-- PROBLEM DETAILS --
Using the records below, locate all lines containing "findings" and return them.

### INPUT DATA

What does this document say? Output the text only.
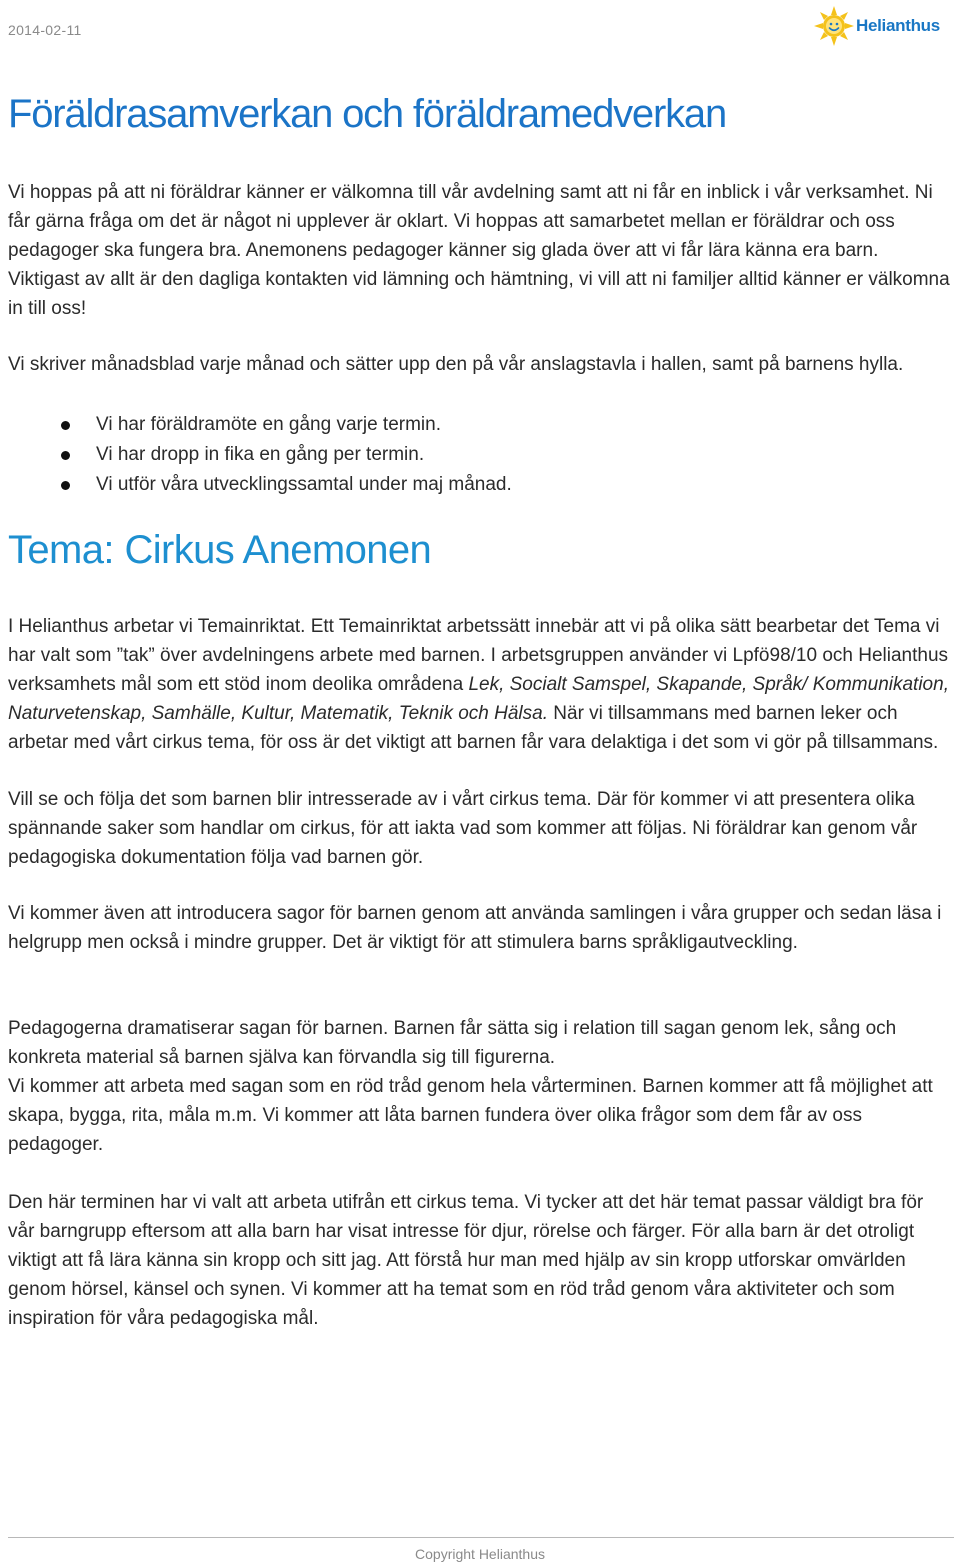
2014-02-11	Helianthus
Föräldrasamverkan och föräldramedverkan

Vi hoppas på att ni föräldrar känner er välkomna till vår avdelning samt att ni får en inblick i vår verksamhet. Ni får gärna fråga om det är något ni upplever är oklart. Vi hoppas att samarbetet mellan er föräldrar och oss pedagoger ska fungera bra. Anemonens pedagoger känner sig glada över att vi får lära känna era barn. Viktigast av allt är den dagliga kontakten vid lämning och hämtning, vi vill att ni familjer alltid känner er välkomna in till oss!

Vi skriver månadsblad varje månad och sätter upp den på vår anslagstavla i hallen, samt på barnens hylla.

Vi har föräldramöte en gång varje termin.
Vi har dropp in fika en gång per termin.
Vi utför våra utvecklingssamtal under maj månad.
Tema: Cirkus Anemonen

I Helianthus arbetar vi Temainriktat. Ett Temainriktat arbetssätt innebär att vi på olika sätt bearbetar det Tema vi har valt som ”tak” över avdelningens arbete med barnen. I arbetsgruppen använder vi Lpfö98/10 och Helianthus verksamhets mål som ett stöd inom deolika områdena Lek, Socialt Samspel, Skapande, Språk/ Kommunikation, Naturvetenskap, Samhälle, Kultur, Matematik, Teknik och Hälsa. När vi tillsammans med barnen leker och arbetar med vårt cirkus tema, för oss är det viktigt att barnen får vara delaktiga i det som vi gör på tillsammans.

Vill se och följa det som barnen blir intresserade av i vårt cirkus tema. Där för kommer vi att presentera olika spännande saker som handlar om cirkus, för att iakta vad som kommer att följas. Ni föräldrar kan genom vår pedagogiska dokumentation följa vad barnen gör.

Vi kommer även att introducera sagor för barnen genom att använda samlingen i våra grupper och sedan läsa i helgrupp men också i mindre grupper. Det är viktigt för att stimulera barns språkligautveckling.

Pedagogerna dramatiserar sagan för barnen. Barnen får sätta sig i relation till sagan genom lek, sång och konkreta material så barnen själva kan förvandla sig till figurerna.

Vi kommer att arbeta med sagan som en röd tråd genom hela vårterminen. Barnen kommer att få möjlighet att skapa, bygga, rita, måla m.m. Vi kommer att låta barnen fundera över olika frågor som dem får av oss pedagoger.

Den här terminen har vi valt att arbeta utifrån ett cirkus tema. Vi tycker att det här temat passar väldigt bra för vår barngrupp eftersom att alla barn har visat intresse för djur, rörelse och färger. För alla barn är det otroligt viktigt att få lära känna sin kropp och sitt jag. Att förstå hur man med hjälp av sin kropp utforskar omvärlden genom hörsel, känsel och synen. Vi kommer att ha temat som en röd tråd genom våra aktiviteter och som inspiration för våra pedagogiska mål.

Copyright Helianthus
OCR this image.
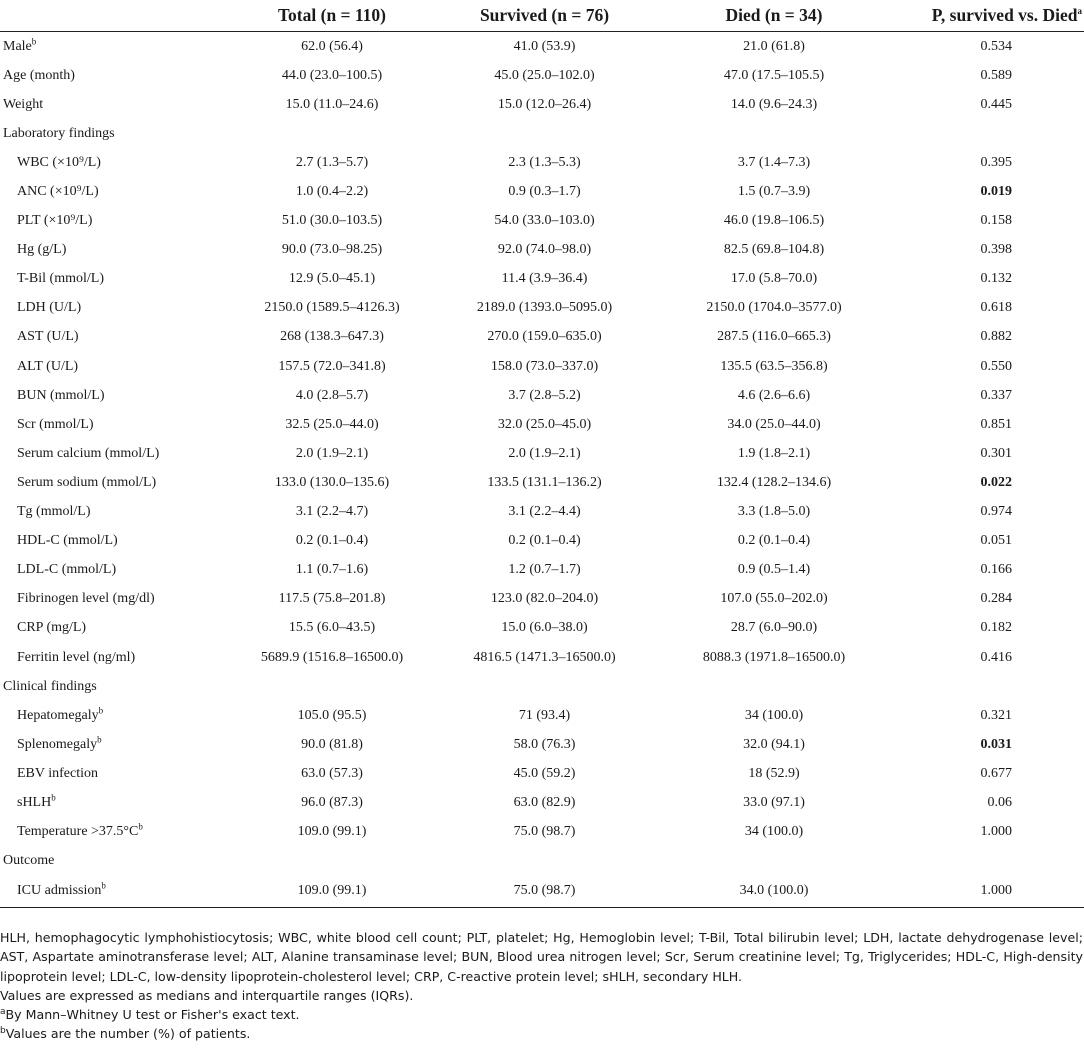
	Total (n = 110)	Survived (n = 76)	Died (n = 34)	P, survived vs. Died$^a$
Male$^b$	62.0 (56.4)	41.0 (53.9)	21.0 (61.8)	0.534
Age (month)	44.0 (23.0–100.5)	45.0 (25.0–102.0)	47.0 (17.5–105.5)	0.589
Weight	15.0 (11.0–24.6)	15.0 (12.0–26.4)	14.0 (9.6–24.3)	0.445
Laboratory findings				
WBC (×10⁹/L)	2.7 (1.3–5.7)	2.3 (1.3–5.3)	3.7 (1.4–7.3)	0.395
ANC (×10⁹/L)	1.0 (0.4–2.2)	0.9 (0.3–1.7)	1.5 (0.7–3.9)	0.019
PLT (×10⁹/L)	51.0 (30.0–103.5)	54.0 (33.0–103.0)	46.0 (19.8–106.5)	0.158
Hg (g/L)	90.0 (73.0–98.25)	92.0 (74.0–98.0)	82.5 (69.8–104.8)	0.398
T-Bil (mmol/L)	12.9 (5.0–45.1)	11.4 (3.9–36.4)	17.0 (5.8–70.0)	0.132
LDH (U/L)	2150.0 (1589.5–4126.3)	2189.0 (1393.0–5095.0)	2150.0 (1704.0–3577.0)	0.618
AST (U/L)	268 (138.3–647.3)	270.0 (159.0–635.0)	287.5 (116.0–665.3)	0.882
ALT (U/L)	157.5 (72.0–341.8)	158.0 (73.0–337.0)	135.5 (63.5–356.8)	0.550
BUN (mmol/L)	4.0 (2.8–5.7)	3.7 (2.8–5.2)	4.6 (2.6–6.6)	0.337
Scr (mmol/L)	32.5 (25.0–44.0)	32.0 (25.0–45.0)	34.0 (25.0–44.0)	0.851
Serum calcium (mmol/L)	2.0 (1.9–2.1)	2.0 (1.9–2.1)	1.9 (1.8–2.1)	0.301
Serum sodium (mmol/L)	133.0 (130.0–135.6)	133.5 (131.1–136.2)	132.4 (128.2–134.6)	0.022
Tg (mmol/L)	3.1 (2.2–4.7)	3.1 (2.2–4.4)	3.3 (1.8–5.0)	0.974
HDL-C (mmol/L)	0.2 (0.1–0.4)	0.2 (0.1–0.4)	0.2 (0.1–0.4)	0.051
LDL-C (mmol/L)	1.1 (0.7–1.6)	1.2 (0.7–1.7)	0.9 (0.5–1.4)	0.166
Fibrinogen level (mg/dl)	117.5 (75.8–201.8)	123.0 (82.0–204.0)	107.0 (55.0–202.0)	0.284
CRP (mg/L)	15.5 (6.0–43.5)	15.0 (6.0–38.0)	28.7 (6.0–90.0)	0.182
Ferritin level (ng/ml)	5689.9 (1516.8–16500.0)	4816.5 (1471.3–16500.0)	8088.3 (1971.8–16500.0)	0.416
Clinical findings				
Hepatomegaly$^b$	105.0 (95.5)	71 (93.4)	34 (100.0)	0.321
Splenomegaly$^b$	90.0 (81.8)	58.0 (76.3)	32.0 (94.1)	0.031
EBV infection	63.0 (57.3)	45.0 (59.2)	18 (52.9)	0.677
sHLH$^b$	96.0 (87.3)	63.0 (82.9)	33.0 (97.1)	0.06
Temperature $>37.5^\circ C^b$	109.0 (99.1)	75.0 (98.7)	34 (100.0)	1.000
Outcome				
ICU admission$^b$	109.0 (99.1)	75.0 (98.7)	34.0 (100.0)	1.000

HLH, hemophagocytic lymphohistiocytosis; WBC, white blood cell count; PLT, platelet; Hg, Hemoglobin level; T-Bil, Total bilirubin level; LDH, lactate dehydrogenase level; AST, Aspartate aminotransferase level; ALT, Alanine transaminase level; BUN, Blood urea nitrogen level; Scr, Serum creatinine level; Tg, Triglycerides; HDL-C, High-density lipoprotein level; LDL-C, low-density lipoprotein-cholesterol level; CRP, C-reactive protein level; sHLH, secondary HLH.

Values are expressed as medians and interquartile ranges (IQRs).

$^a$By Mann–Whitney U test or Fisher's exact text.

$^b$Values are the number (%) of patients.
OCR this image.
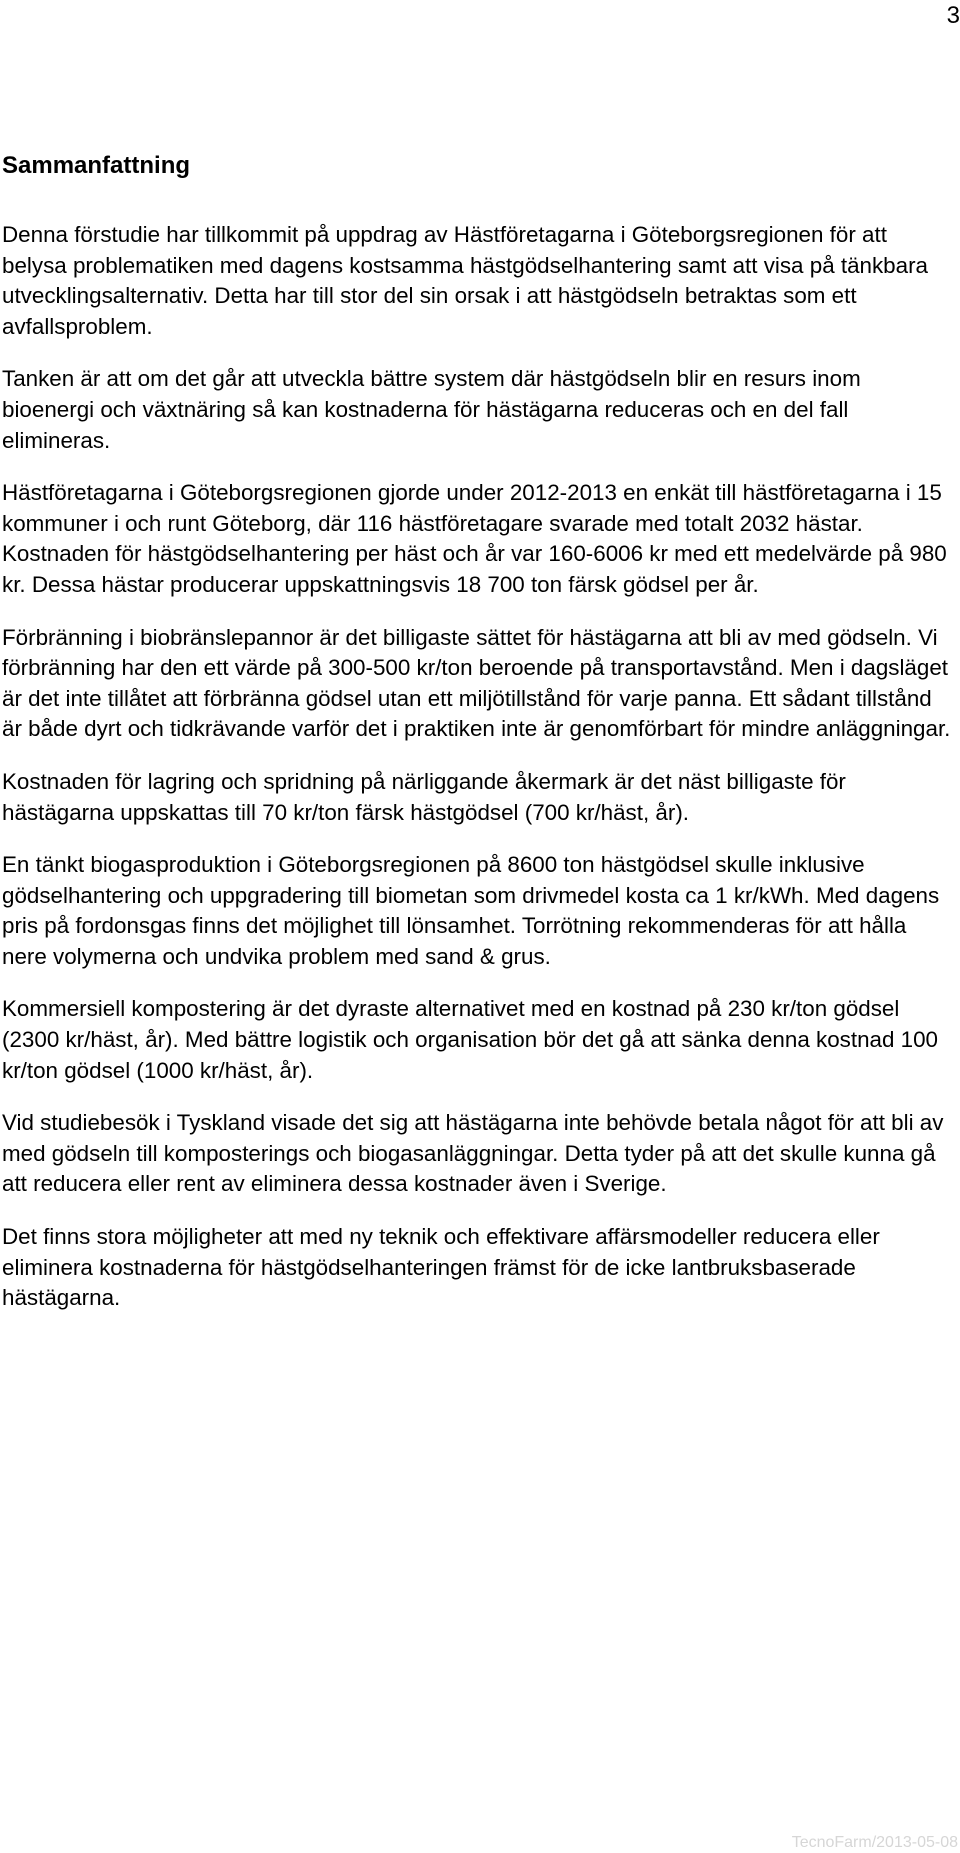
3
Sammanfattning

Denna förstudie har tillkommit på uppdrag av Hästföretagarna i Göteborgsregionen för att belysa problematiken med dagens kostsamma hästgödselhantering samt att visa på tänkbara utvecklingsalternativ. Detta har till stor del sin orsak i att hästgödseln betraktas som ett avfallsproblem.

Tanken är att om det går att utveckla bättre system där hästgödseln blir en resurs inom bioenergi och växtnäring så kan kostnaderna för hästägarna reduceras och en del fall elimineras.

Hästföretagarna i Göteborgsregionen gjorde under 2012-2013 en enkät till hästföretagarna i 15 kommuner i och runt Göteborg, där 116 hästföretagare svarade med totalt 2032 hästar. Kostnaden för hästgödselhantering per häst och år var 160-6006 kr med ett medelvärde på 980 kr. Dessa hästar producerar uppskattningsvis 18 700 ton färsk gödsel per år.

Förbränning i biobränslepannor är det billigaste sättet för hästägarna att bli av med gödseln. Vi förbränning har den ett värde på 300-500 kr/ton beroende på transportavstånd. Men i dagsläget är det inte tillåtet att förbränna gödsel utan ett miljötillstånd för varje panna. Ett sådant tillstånd är både dyrt och tidkrävande varför det i praktiken inte är genomförbart för mindre anläggningar.

Kostnaden för lagring och spridning på närliggande åkermark är det näst billigaste för hästägarna uppskattas till 70 kr/ton färsk hästgödsel (700 kr/häst, år).

En tänkt biogasproduktion i Göteborgsregionen på 8600 ton hästgödsel skulle inklusive gödselhantering och uppgradering till biometan som drivmedel kosta ca 1 kr/kWh. Med dagens pris på fordonsgas finns det möjlighet till lönsamhet. Torrötning rekommenderas för att hålla nere volymerna och undvika problem med sand & grus.

Kommersiell kompostering är det dyraste alternativet med en kostnad på 230 kr/ton gödsel (2300 kr/häst, år). Med bättre logistik och organisation bör det gå att sänka denna kostnad 100 kr/ton gödsel (1000 kr/häst, år).

Vid studiebesök i Tyskland visade det sig att hästägarna inte behövde betala något för att bli av med gödseln till komposterings och biogasanläggningar. Detta tyder på att det skulle kunna gå att reducera eller rent av eliminera dessa kostnader även i Sverige.

Det finns stora möjligheter att med ny teknik och effektivare affärsmodeller reducera eller eliminera kostnaderna för hästgödselhanteringen främst för de icke lantbruksbaserade hästägarna.

TecnoFarm/2013-05-08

######

-- RESULT --
Laboratory findings				
Clinical findings				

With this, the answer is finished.